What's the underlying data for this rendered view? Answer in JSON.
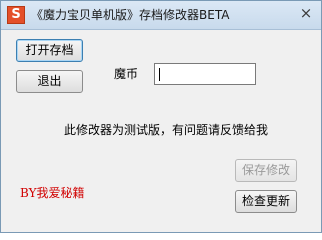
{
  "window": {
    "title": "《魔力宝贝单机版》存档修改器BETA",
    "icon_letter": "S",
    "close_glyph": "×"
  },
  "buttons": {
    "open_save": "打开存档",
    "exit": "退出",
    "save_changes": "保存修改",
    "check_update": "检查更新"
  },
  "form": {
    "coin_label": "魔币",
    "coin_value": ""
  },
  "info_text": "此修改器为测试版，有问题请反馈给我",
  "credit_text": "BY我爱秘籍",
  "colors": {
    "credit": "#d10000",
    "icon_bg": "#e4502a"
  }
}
━━━━━━━━
## EXERCISE BRIEF
Every record above should be transcribed exactly; the pictures stay out of the copy.

## WRITTEN SOLUTION
What's the underlying data for this rendered view? Answer in JSON.
{
  "window": {
    "title": "《魔力宝贝单机版》存档修改器BETA",
    "icon_letter": "S",
    "close_glyph": "×"
  },
  "buttons": {
    "open_save": "打开存档",
    "exit": "退出",
    "save_changes": "保存修改",
    "check_update": "检查更新"
  },
  "form": {
    "coin_label": "魔币",
    "coin_value": ""
  },
  "info_text": "此修改器为测试版，有问题请反馈给我",
  "credit_text": "BY我爱秘籍",
  "colors": {
    "credit": "#d10000",
    "icon_bg": "#e4502a"
  }
}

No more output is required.